## START Records

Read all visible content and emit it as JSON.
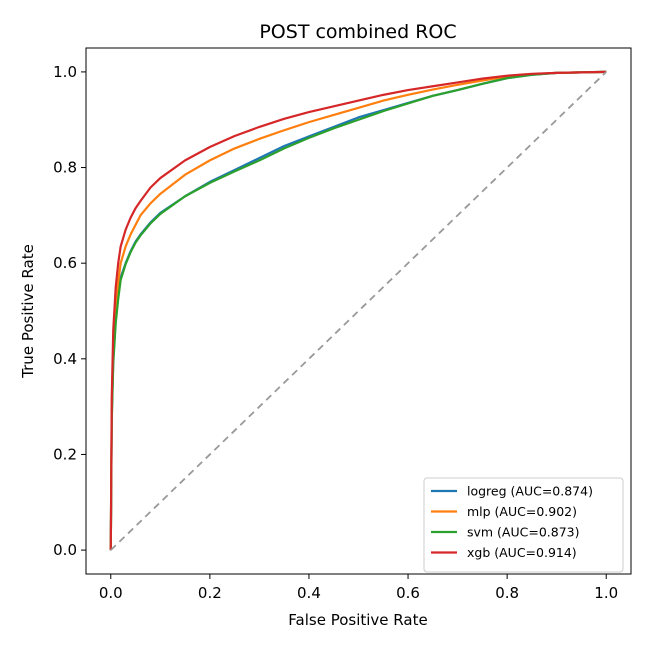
{
  "chart_data": {
    "type": "line",
    "title": "POST combined ROC",
    "xlabel": "False Positive Rate",
    "ylabel": "True Positive Rate",
    "xlim": [
      -0.05,
      1.05
    ],
    "ylim": [
      -0.05,
      1.05
    ],
    "xticks": [
      "0.0",
      "0.2",
      "0.4",
      "0.6",
      "0.8",
      "1.0"
    ],
    "yticks": [
      "0.0",
      "0.2",
      "0.4",
      "0.6",
      "0.8",
      "1.0"
    ],
    "grid": false,
    "legend_position": "lower-right",
    "series": [
      {
        "name": "logreg (AUC=0.874)",
        "color": "#1f77b4",
        "x": [
          0,
          0.002,
          0.005,
          0.01,
          0.015,
          0.02,
          0.03,
          0.04,
          0.05,
          0.06,
          0.08,
          0.1,
          0.15,
          0.2,
          0.25,
          0.3,
          0.35,
          0.4,
          0.45,
          0.5,
          0.55,
          0.6,
          0.65,
          0.7,
          0.75,
          0.8,
          0.85,
          0.9,
          0.95,
          1.0
        ],
        "y": [
          0,
          0.28,
          0.4,
          0.48,
          0.53,
          0.57,
          0.6,
          0.625,
          0.645,
          0.66,
          0.685,
          0.705,
          0.74,
          0.77,
          0.795,
          0.82,
          0.845,
          0.865,
          0.885,
          0.905,
          0.92,
          0.935,
          0.95,
          0.962,
          0.975,
          0.987,
          0.994,
          0.998,
          0.999,
          1.0
        ]
      },
      {
        "name": "mlp (AUC=0.902)",
        "color": "#ff7f0e",
        "x": [
          0,
          0.002,
          0.005,
          0.01,
          0.015,
          0.02,
          0.03,
          0.04,
          0.05,
          0.06,
          0.08,
          0.1,
          0.15,
          0.2,
          0.25,
          0.3,
          0.35,
          0.4,
          0.45,
          0.5,
          0.55,
          0.6,
          0.65,
          0.7,
          0.75,
          0.8,
          0.85,
          0.9,
          0.95,
          1.0
        ],
        "y": [
          0,
          0.3,
          0.43,
          0.51,
          0.56,
          0.6,
          0.635,
          0.66,
          0.68,
          0.7,
          0.725,
          0.745,
          0.785,
          0.815,
          0.84,
          0.86,
          0.878,
          0.895,
          0.91,
          0.925,
          0.94,
          0.952,
          0.963,
          0.973,
          0.982,
          0.99,
          0.995,
          0.998,
          0.999,
          1.0
        ]
      },
      {
        "name": "svm (AUC=0.873)",
        "color": "#2ca02c",
        "x": [
          0,
          0.002,
          0.005,
          0.01,
          0.015,
          0.02,
          0.03,
          0.04,
          0.05,
          0.06,
          0.08,
          0.1,
          0.15,
          0.2,
          0.25,
          0.3,
          0.35,
          0.4,
          0.45,
          0.5,
          0.55,
          0.6,
          0.65,
          0.7,
          0.75,
          0.8,
          0.85,
          0.9,
          0.95,
          1.0
        ],
        "y": [
          0,
          0.27,
          0.39,
          0.475,
          0.525,
          0.565,
          0.598,
          0.623,
          0.643,
          0.658,
          0.683,
          0.703,
          0.74,
          0.768,
          0.792,
          0.815,
          0.84,
          0.862,
          0.882,
          0.9,
          0.918,
          0.934,
          0.95,
          0.962,
          0.975,
          0.987,
          0.994,
          0.998,
          0.999,
          1.0
        ]
      },
      {
        "name": "xgb (AUC=0.914)",
        "color": "#d62728",
        "x": [
          0,
          0.002,
          0.005,
          0.01,
          0.015,
          0.02,
          0.03,
          0.04,
          0.05,
          0.06,
          0.08,
          0.1,
          0.15,
          0.2,
          0.25,
          0.3,
          0.35,
          0.4,
          0.45,
          0.5,
          0.55,
          0.6,
          0.65,
          0.7,
          0.75,
          0.8,
          0.85,
          0.9,
          0.95,
          1.0
        ],
        "y": [
          0,
          0.32,
          0.46,
          0.55,
          0.6,
          0.635,
          0.67,
          0.695,
          0.715,
          0.73,
          0.758,
          0.778,
          0.815,
          0.843,
          0.866,
          0.885,
          0.902,
          0.916,
          0.928,
          0.94,
          0.952,
          0.962,
          0.97,
          0.978,
          0.986,
          0.992,
          0.996,
          0.998,
          0.999,
          1.0
        ]
      },
      {
        "name": "",
        "role": "chance-diagonal",
        "color": "#999999",
        "dashed": true,
        "x": [
          0,
          1
        ],
        "y": [
          0,
          1
        ]
      }
    ]
  }
}
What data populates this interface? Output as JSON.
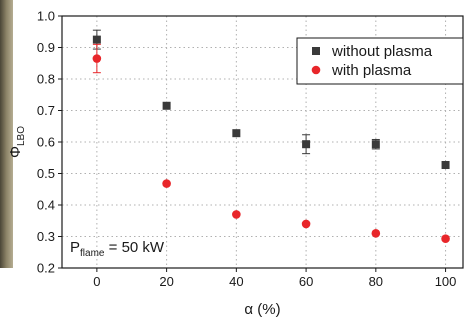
{
  "chart_data": {
    "type": "scatter",
    "xlabel": "α (%)",
    "ylabel_main": "Φ",
    "ylabel_sub": "LBO",
    "xlim": [
      -10,
      105
    ],
    "ylim": [
      0.2,
      1.0
    ],
    "xticks": [
      0,
      20,
      40,
      60,
      80,
      100
    ],
    "yticks": [
      0.2,
      0.3,
      0.4,
      0.5,
      0.6,
      0.7,
      0.8,
      0.9,
      1.0
    ],
    "grid": "dotted",
    "legend_position": "top-right",
    "series": [
      {
        "name": "without plasma",
        "marker": "square",
        "color": "#3a3a3a",
        "points": [
          {
            "x": 0,
            "y": 0.925,
            "err": 0.03
          },
          {
            "x": 20,
            "y": 0.715,
            "err": 0.0
          },
          {
            "x": 40,
            "y": 0.628,
            "err": 0.0
          },
          {
            "x": 60,
            "y": 0.593,
            "err": 0.03
          },
          {
            "x": 80,
            "y": 0.593,
            "err": 0.015
          },
          {
            "x": 100,
            "y": 0.527,
            "err": 0.0
          }
        ]
      },
      {
        "name": "with plasma",
        "marker": "circle",
        "color": "#e8262a",
        "points": [
          {
            "x": 0,
            "y": 0.865,
            "err": 0.045
          },
          {
            "x": 20,
            "y": 0.468,
            "err": 0.0
          },
          {
            "x": 40,
            "y": 0.37,
            "err": 0.0
          },
          {
            "x": 60,
            "y": 0.34,
            "err": 0.0
          },
          {
            "x": 80,
            "y": 0.31,
            "err": 0.0
          },
          {
            "x": 100,
            "y": 0.293,
            "err": 0.0
          }
        ]
      }
    ],
    "annotation": {
      "main": "P",
      "sub": "flame",
      "rest": " = 50 kW"
    }
  },
  "background": {
    "left_strip_color": "#7a7058"
  }
}
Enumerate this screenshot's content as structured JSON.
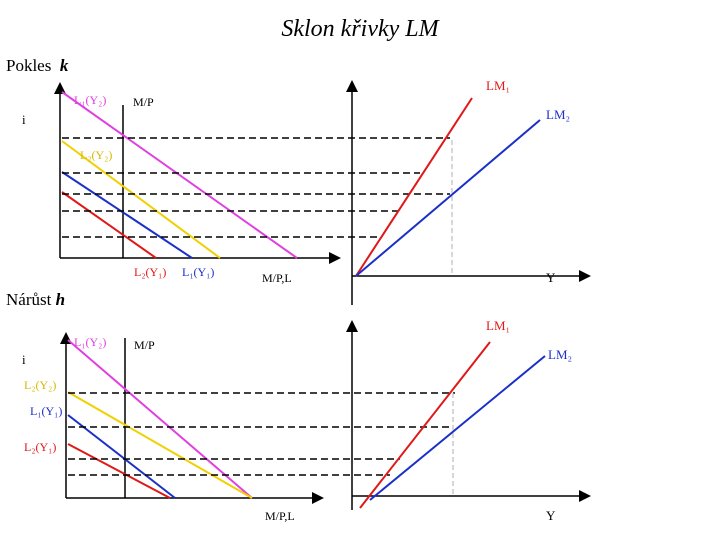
{
  "title": "Sklon křivky LM",
  "sections": [
    {
      "prefix": "Pokles",
      "var": "k"
    },
    {
      "prefix": "Nárůst",
      "var": "h"
    }
  ],
  "panel_top": {
    "money_market": {
      "y_axis_label": "i",
      "x_axis_label": "M/P,L",
      "supply_label": "M/P",
      "curves": [
        {
          "label": "L₁(Y₂)",
          "color": "#e040e0"
        },
        {
          "label": "L₂(Y₂)",
          "color": "#f0d000"
        },
        {
          "label": "L₁(Y₁)",
          "color": "#1a30c8"
        },
        {
          "label": "L₂(Y₁)",
          "color": "#e01818"
        }
      ]
    },
    "lm": {
      "x_axis_label": "Y",
      "curves": [
        {
          "label": "LM₁",
          "color": "#e01818"
        },
        {
          "label": "LM₂",
          "color": "#1a30c8"
        }
      ]
    }
  },
  "panel_bottom": {
    "money_market": {
      "y_axis_label": "i",
      "x_axis_label": "M/P,L",
      "supply_label": "M/P",
      "curves": [
        {
          "label": "L₁(Y₂)",
          "color": "#e040e0"
        },
        {
          "label": "L₂(Y₂)",
          "color": "#f0d000"
        },
        {
          "label": "L₁(Y₁)",
          "color": "#1a30c8"
        },
        {
          "label": "L₂(Y₁)",
          "color": "#e01818"
        }
      ]
    },
    "lm": {
      "x_axis_label": "Y",
      "curves": [
        {
          "label": "LM₁",
          "color": "#e01818"
        },
        {
          "label": "LM₂",
          "color": "#1a30c8"
        }
      ]
    }
  }
}
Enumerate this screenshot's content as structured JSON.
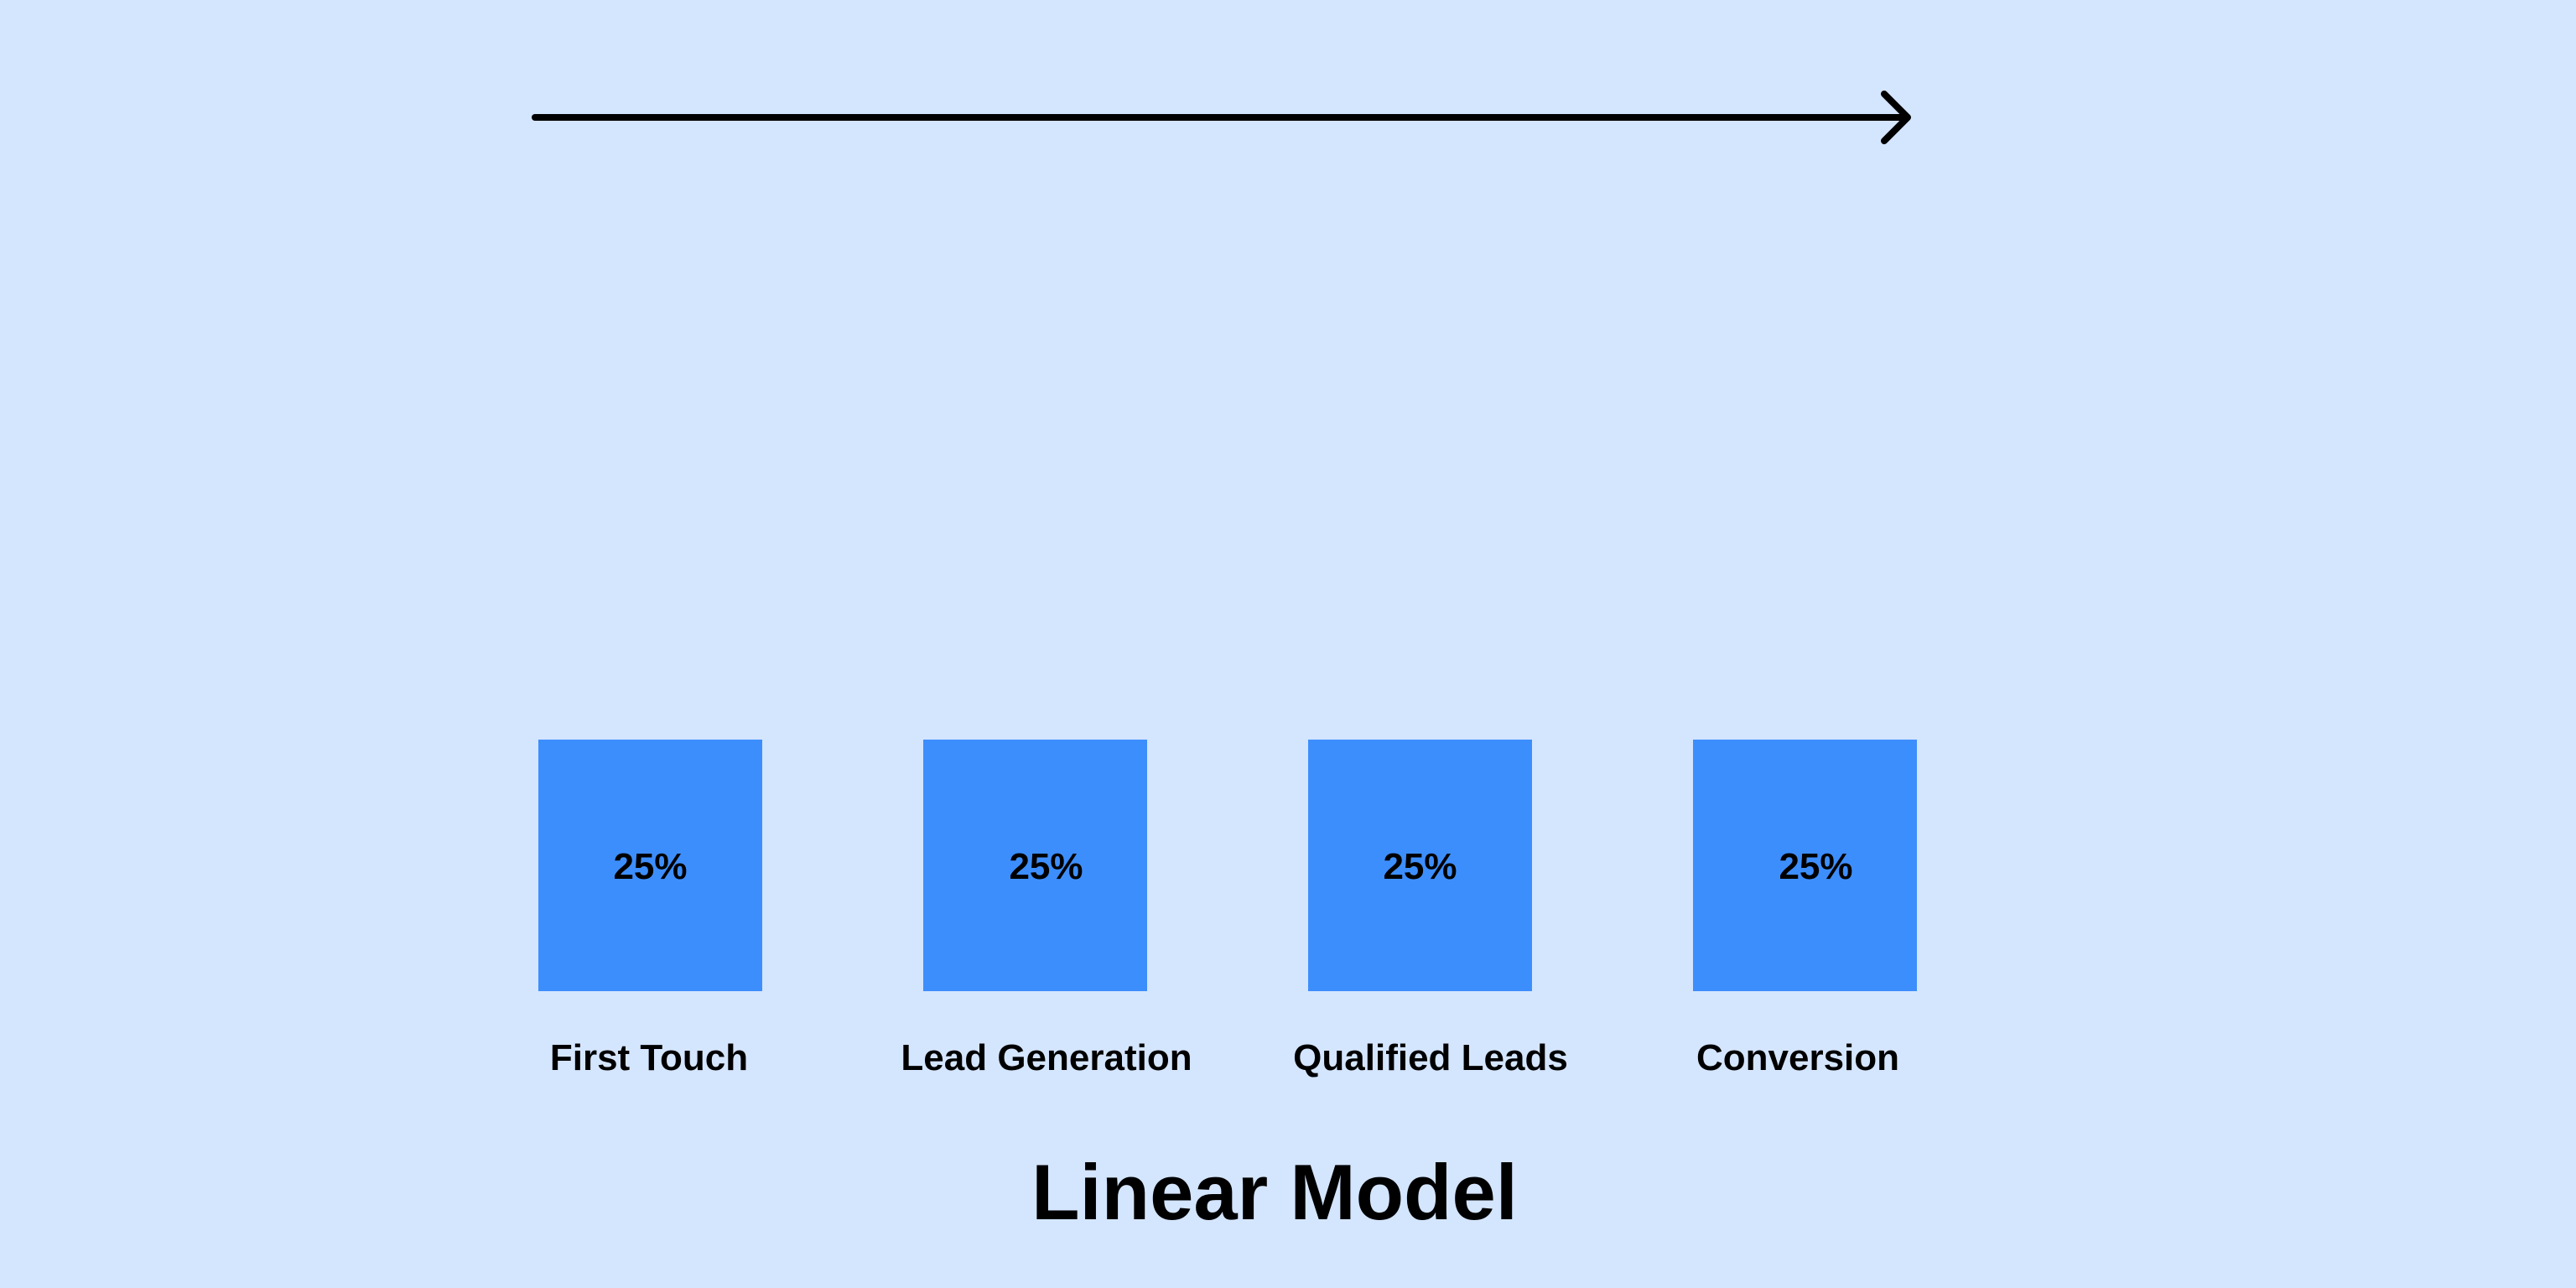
{
  "title": "Linear Model",
  "colors": {
    "background": "#d4e5fe",
    "box": "#3d8efd",
    "text": "#000000",
    "arrow": "#000000"
  },
  "arrow_icon": "right-arrow-icon",
  "stages": [
    {
      "label": "First Touch",
      "value": "25%"
    },
    {
      "label": "Lead Generation",
      "value": "25%"
    },
    {
      "label": "Qualified Leads",
      "value": "25%"
    },
    {
      "label": "Conversion",
      "value": "25%"
    }
  ]
}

## END Records

**Task:** Find all lines holding the string "Positive" and copy them.

**Result for this task:**
    "xlabel": "False Positive Rate",
    "ylabel": "True Positive Rate",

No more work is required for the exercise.